_WHAT THE TASK REQUIRES_. Find the number of lines containing the string "into" in the data. Answer with the number by itself.

_ENTRIES SUPPLIED_.

------------------------------------------------

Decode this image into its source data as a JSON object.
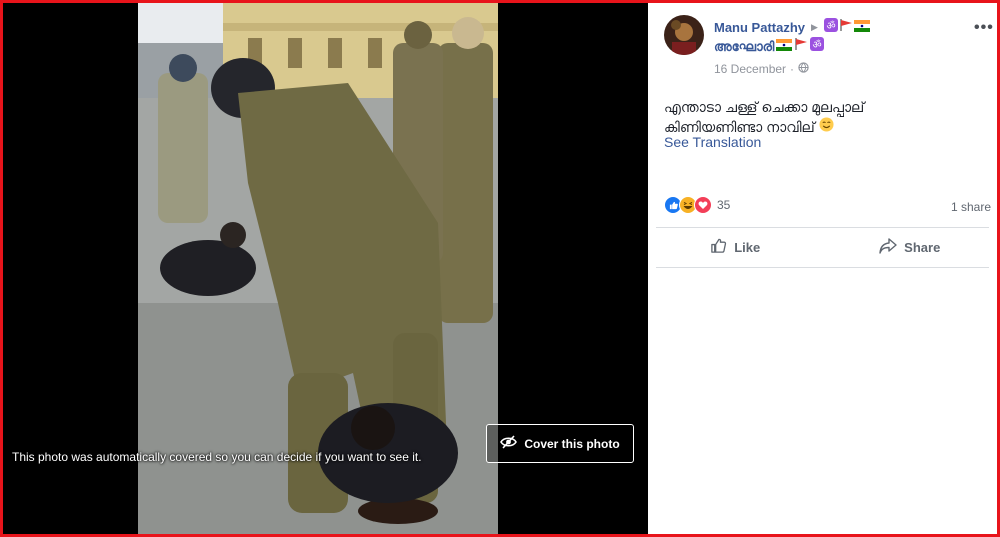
{
  "viewer": {
    "cover_notice": "This photo was automatically covered so you can decide if you want to see it.",
    "cover_button_label": "Cover this photo",
    "cover_icon": "eye-slash-icon"
  },
  "post": {
    "author": "Manu Pattazhy",
    "author_suffix_emojis": [
      "om",
      "red-flag",
      "indian-flag"
    ],
    "alias": "അഘോരി",
    "alias_suffix_emojis": [
      "indian-flag",
      "red-flag",
      "om"
    ],
    "date": "16 December",
    "privacy_icon": "globe-icon",
    "text_line1": "എന്താടാ ചള്ള് ചെക്കാ മുലപ്പാല്",
    "text_line2": "കിണിയണിണ്ടാ നാവില്",
    "text_emoji": "smiling-face",
    "see_translation": "See Translation",
    "reaction_count": "35",
    "reaction_types": [
      "like",
      "haha",
      "love"
    ],
    "share_count": "1 share",
    "like_label": "Like",
    "share_label": "Share"
  },
  "colors": {
    "link": "#385898",
    "frame": "#e8141b",
    "muted": "#606770"
  }
}
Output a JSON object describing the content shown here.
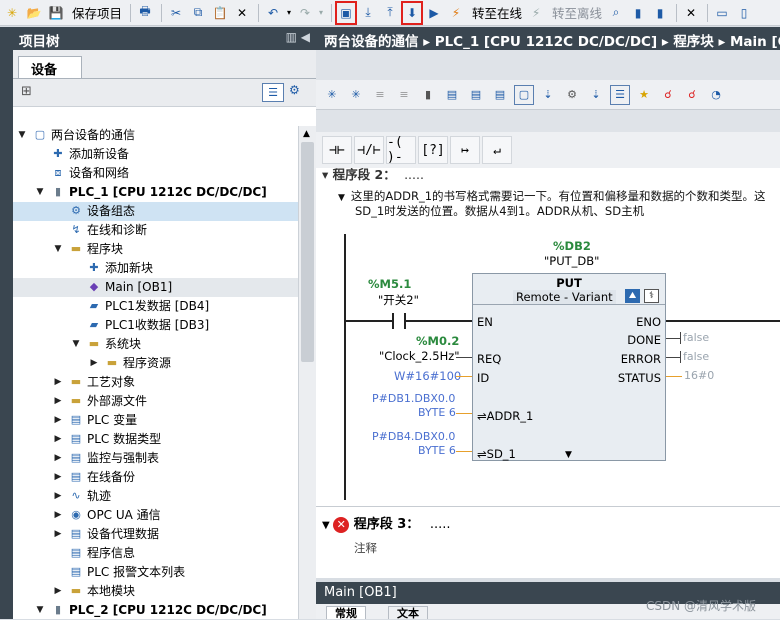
{
  "toolbar": {
    "save_label": "保存项目",
    "go_online": "转至在线",
    "go_offline": "转至离线"
  },
  "project_tree": {
    "title": "项目树",
    "devices_tab": "设备",
    "items": [
      {
        "label": "两台设备的通信",
        "arrow": "▼",
        "icon": "project-icon"
      },
      {
        "label": "添加新设备",
        "arrow": "",
        "icon": "add-device-icon"
      },
      {
        "label": "设备和网络",
        "arrow": "",
        "icon": "network-icon"
      },
      {
        "label": "PLC_1 [CPU 1212C DC/DC/DC]",
        "arrow": "▼",
        "icon": "plc-icon"
      },
      {
        "label": "设备组态",
        "arrow": "",
        "icon": "device-config-icon"
      },
      {
        "label": "在线和诊断",
        "arrow": "",
        "icon": "diagnostics-icon"
      },
      {
        "label": "程序块",
        "arrow": "▼",
        "icon": "folder-icon"
      },
      {
        "label": "添加新块",
        "arrow": "",
        "icon": "add-block-icon"
      },
      {
        "label": "Main [OB1]",
        "arrow": "",
        "icon": "ob-icon"
      },
      {
        "label": "PLC1发数据 [DB4]",
        "arrow": "",
        "icon": "db-icon"
      },
      {
        "label": "PLC1收数据 [DB3]",
        "arrow": "",
        "icon": "db-icon"
      },
      {
        "label": "系统块",
        "arrow": "▼",
        "icon": "folder-icon"
      },
      {
        "label": "程序资源",
        "arrow": "▶",
        "icon": "folder-icon"
      },
      {
        "label": "工艺对象",
        "arrow": "▶",
        "icon": "folder-icon"
      },
      {
        "label": "外部源文件",
        "arrow": "▶",
        "icon": "folder-icon"
      },
      {
        "label": "PLC 变量",
        "arrow": "▶",
        "icon": "tag-table-icon"
      },
      {
        "label": "PLC 数据类型",
        "arrow": "▶",
        "icon": "data-type-icon"
      },
      {
        "label": "监控与强制表",
        "arrow": "▶",
        "icon": "watch-table-icon"
      },
      {
        "label": "在线备份",
        "arrow": "▶",
        "icon": "backup-icon"
      },
      {
        "label": "轨迹",
        "arrow": "▶",
        "icon": "trace-icon"
      },
      {
        "label": "OPC UA 通信",
        "arrow": "▶",
        "icon": "opcua-icon"
      },
      {
        "label": "设备代理数据",
        "arrow": "▶",
        "icon": "proxy-icon"
      },
      {
        "label": "程序信息",
        "arrow": "",
        "icon": "program-info-icon"
      },
      {
        "label": "PLC 报警文本列表",
        "arrow": "",
        "icon": "alarm-text-icon"
      },
      {
        "label": "本地模块",
        "arrow": "▶",
        "icon": "folder-icon"
      },
      {
        "label": "PLC_2 [CPU 1212C DC/DC/DC]",
        "arrow": "▼",
        "icon": "plc-icon"
      }
    ]
  },
  "breadcrumb": {
    "project": "两台设备的通信",
    "plc": "PLC_1 [CPU 1212C DC/DC/DC]",
    "folder": "程序块",
    "block": "Main [O"
  },
  "editor": {
    "network2_title": "程序段 2：",
    "network2_comment": "这里的ADDR_1的书写格式需要记一下。有位置和偏移量和数据的个数和类型。这",
    "network2_comment2": "SD_1时发送的位置。数据从4到1。ADDR从机、SD主机",
    "db_address": "%DB2",
    "db_name": "\"PUT_DB\"",
    "block_name": "PUT",
    "remote": "Remote",
    "variant": "Variant",
    "contact_address": "%M5.1",
    "contact_name": "\"开关2\"",
    "req_address": "%M0.2",
    "req_name": "\"Clock_2.5Hz\"",
    "id_value": "W#16#100",
    "addr1_value": "P#DB1.DBX0.0",
    "addr1_type": "BYTE 6",
    "sd1_value": "P#DB4.DBX0.0",
    "sd1_type": "BYTE 6",
    "pins_in": [
      "EN",
      "REQ",
      "ID",
      "ADDR_1",
      "SD_1"
    ],
    "pins_out": [
      "ENO",
      "DONE",
      "ERROR",
      "STATUS"
    ],
    "done_value": "false",
    "error_value": "false",
    "status_value": "16#0",
    "network3_title": "程序段 3：",
    "network3_dots": ".....",
    "network2_dots": ".....",
    "network3_comment": "注释"
  },
  "bottom": {
    "title": "Main [OB1]",
    "tab1": "常规",
    "tab2": "文本"
  },
  "watermark": "CSDN @清风学术版",
  "colors": {
    "header": "#3a4650",
    "selection": "#cfe3f3",
    "address": "#2b8a3e",
    "value": "#4a6fd0",
    "error_red": "#d22"
  }
}
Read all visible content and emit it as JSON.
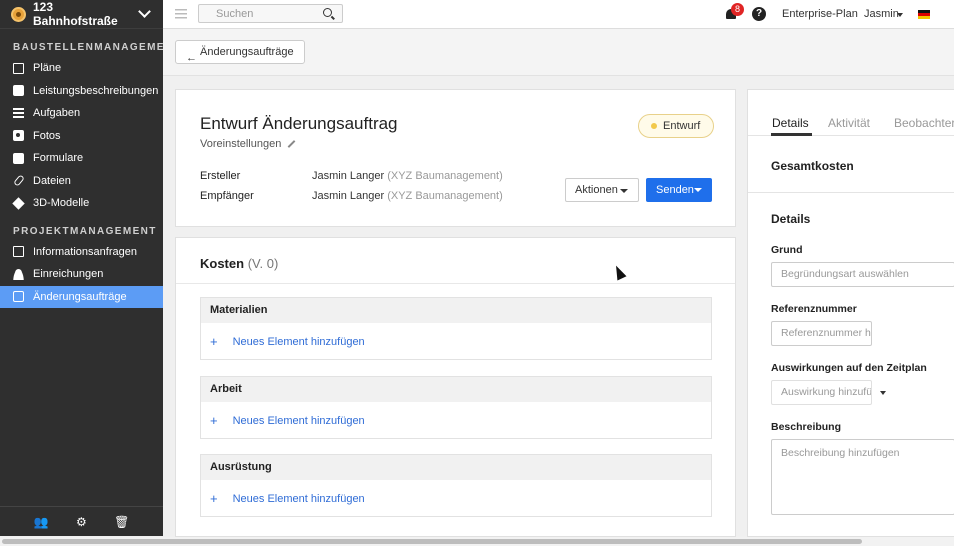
{
  "project": {
    "name": "123 Bahnhofstraße"
  },
  "sidebar": {
    "section1_title": "BAUSTELLENMANAGEMENT",
    "section1_items": [
      {
        "label": "Pläne",
        "icon": "plans-icon"
      },
      {
        "label": "Leistungsbeschreibungen",
        "icon": "specs-icon"
      },
      {
        "label": "Aufgaben",
        "icon": "tasks-icon"
      },
      {
        "label": "Fotos",
        "icon": "camera-icon"
      },
      {
        "label": "Formulare",
        "icon": "forms-icon"
      },
      {
        "label": "Dateien",
        "icon": "paperclip-icon"
      },
      {
        "label": "3D-Modelle",
        "icon": "cube-icon"
      }
    ],
    "section2_title": "PROJEKTMANAGEMENT",
    "section2_items": [
      {
        "label": "Informationsanfragen",
        "icon": "rfi-icon"
      },
      {
        "label": "Einreichungen",
        "icon": "person-icon"
      },
      {
        "label": "Änderungsaufträge",
        "icon": "change-order-icon",
        "active": true
      }
    ]
  },
  "topbar": {
    "search_placeholder": "Suchen",
    "notifications_count": "8",
    "help_label": "?",
    "plan": "Enterprise-Plan",
    "user": "Jasmin"
  },
  "back_button": {
    "label": "Änderungsaufträge"
  },
  "header": {
    "title": "Entwurf Änderungsauftrag",
    "preset": "Voreinstellungen",
    "status": "Entwurf",
    "creator_label": "Ersteller",
    "creator_name": "Jasmin Langer",
    "creator_org": "(XYZ Baumanagement)",
    "recipient_label": "Empfänger",
    "recipient_name": "Jasmin Langer",
    "recipient_org": "(XYZ Baumanagement)",
    "actions_label": "Aktionen",
    "send_label": "Senden"
  },
  "costs": {
    "title": "Kosten",
    "version": "(V. 0)",
    "groups": [
      {
        "name": "Materialien",
        "add_label": "Neues Element hinzufügen"
      },
      {
        "name": "Arbeit",
        "add_label": "Neues Element hinzufügen"
      },
      {
        "name": "Ausrüstung",
        "add_label": "Neues Element hinzufügen"
      }
    ]
  },
  "right_panel": {
    "tabs": [
      "Details",
      "Aktivität",
      "Beobachter"
    ],
    "total_costs": "Gesamtkosten",
    "details_title": "Details",
    "reason_label": "Grund",
    "reason_placeholder": "Begründungsart auswählen",
    "ref_label": "Referenznummer",
    "ref_placeholder": "Referenznummer h",
    "schedule_label": "Auswirkungen auf den Zeitplan",
    "schedule_placeholder": "Auswirkung hinzufügen",
    "description_label": "Beschreibung",
    "description_placeholder": "Beschreibung hinzufügen"
  },
  "colors": {
    "sidebar_bg": "#2f2f2f",
    "active_nav": "#5c9cf5",
    "primary": "#1f6feb",
    "link": "#2f6cd6"
  }
}
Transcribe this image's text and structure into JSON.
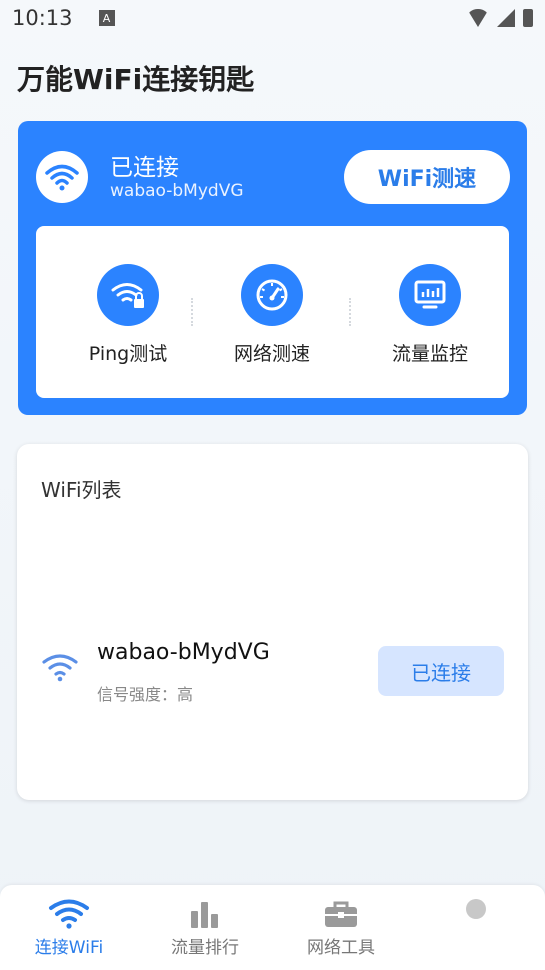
{
  "status_bar": {
    "time": "10:13",
    "notification": "A"
  },
  "app": {
    "title": "万能WiFi连接钥匙"
  },
  "connection": {
    "status": "已连接",
    "ssid": "wabao-bMydVG",
    "speed_test_label": "WiFi测速"
  },
  "tools": [
    {
      "label": "Ping测试",
      "icon": "wifi-lock-icon"
    },
    {
      "label": "网络测速",
      "icon": "speedometer-icon"
    },
    {
      "label": "流量监控",
      "icon": "monitor-chart-icon"
    }
  ],
  "wifi_list": {
    "title": "WiFi列表",
    "networks": [
      {
        "ssid": "wabao-bMydVG",
        "signal": "信号强度：高",
        "action": "已连接"
      }
    ]
  },
  "bottom_nav": [
    {
      "label": "连接WiFi",
      "icon": "wifi-icon",
      "active": true
    },
    {
      "label": "流量排行",
      "icon": "bar-chart-icon",
      "active": false
    },
    {
      "label": "网络工具",
      "icon": "toolbox-icon",
      "active": false
    },
    {
      "label": "",
      "icon": "dot-icon",
      "active": false
    }
  ],
  "colors": {
    "primary": "#2b83ff",
    "accent_text": "#2b7de9",
    "pill_bg": "#d6e5ff"
  }
}
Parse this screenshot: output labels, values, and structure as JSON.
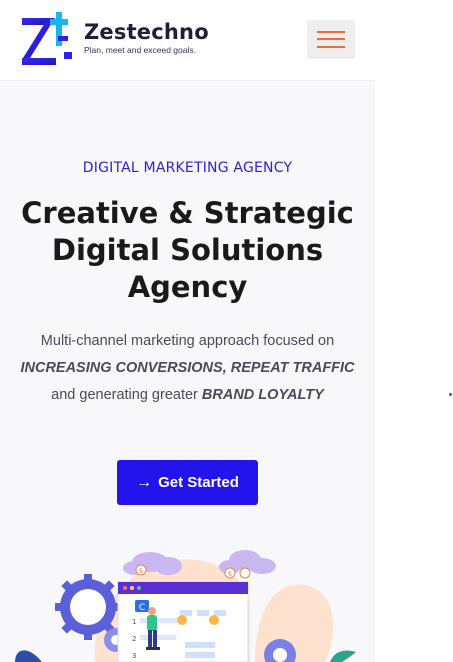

------------------------------------------------

_CORRECT OUTPUT_. 2